Requirements ▸
Convert the data from its first line through the line containing "section-heading: 关于五年级班主任工作总结范文篇2 (179, 554, 537, 578)", inclusive, into a JSON list of strings with one string per line. Omit any blank lines.

(Box annotation data)
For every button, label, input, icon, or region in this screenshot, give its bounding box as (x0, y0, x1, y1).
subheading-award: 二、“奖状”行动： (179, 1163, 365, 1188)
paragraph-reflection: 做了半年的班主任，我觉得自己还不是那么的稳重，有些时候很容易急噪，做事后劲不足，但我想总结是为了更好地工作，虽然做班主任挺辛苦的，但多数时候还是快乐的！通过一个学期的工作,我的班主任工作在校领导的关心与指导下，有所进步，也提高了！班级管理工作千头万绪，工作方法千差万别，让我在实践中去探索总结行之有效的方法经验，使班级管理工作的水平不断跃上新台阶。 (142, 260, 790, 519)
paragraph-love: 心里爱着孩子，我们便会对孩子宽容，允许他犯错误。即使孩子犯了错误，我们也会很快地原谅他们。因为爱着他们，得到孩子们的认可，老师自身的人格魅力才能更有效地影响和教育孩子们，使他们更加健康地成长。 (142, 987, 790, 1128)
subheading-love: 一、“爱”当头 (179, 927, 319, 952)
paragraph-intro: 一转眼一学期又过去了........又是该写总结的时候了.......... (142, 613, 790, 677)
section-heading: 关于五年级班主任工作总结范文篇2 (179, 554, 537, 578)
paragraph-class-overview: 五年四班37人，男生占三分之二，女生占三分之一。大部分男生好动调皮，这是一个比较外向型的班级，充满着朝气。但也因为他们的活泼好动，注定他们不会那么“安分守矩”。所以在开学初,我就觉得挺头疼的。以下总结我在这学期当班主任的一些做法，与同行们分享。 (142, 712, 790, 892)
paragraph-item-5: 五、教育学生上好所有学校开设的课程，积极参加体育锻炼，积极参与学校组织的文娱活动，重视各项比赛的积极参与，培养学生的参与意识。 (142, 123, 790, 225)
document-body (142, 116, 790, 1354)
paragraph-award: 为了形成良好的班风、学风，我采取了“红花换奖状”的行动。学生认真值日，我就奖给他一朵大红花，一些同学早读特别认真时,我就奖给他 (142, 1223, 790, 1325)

Solved problem ▸
[
  "For every button, label, input, icon, or region in this screenshot, give its bounding box as (x0, y0, x1, y1).",
  "subheading-award: 二、“奖状”行动： (179, 1163, 365, 1188)",
  "paragraph-reflection: 做了半年的班主任，我觉得自己还不是那么的稳重，有些时候很容易急噪，做事后劲不足，但我想总结是为了更好地工作，虽然做班主任挺辛苦的，但多数时候还是快乐的！通过一个学期的工作,我的班主任工作在校领导的关心与指导下，有所进步，也提高了！班级管理工作千头万绪，工作方法千差万别，让我在实践中去探索总结行之有效的方法经验，使班级管理工作的水平不断跃上新台阶。 (142, 260, 790, 519)",
  "paragraph-love: 心里爱着孩子，我们便会对孩子宽容，允许他犯错误。即使孩子犯了错误，我们也会很快地原谅他们。因为爱着他们，得到孩子们的认可，老师自身的人格魅力才能更有效地影响和教育孩子们，使他们更加健康地成长。 (142, 987, 790, 1128)",
  "subheading-love: 一、“爱”当头 (179, 927, 319, 952)",
  "paragraph-intro: 一转眼一学期又过去了........又是该写总结的时候了.......... (142, 613, 790, 677)",
  "section-heading: 关于五年级班主任工作总结范文篇2 (179, 554, 537, 578)"
]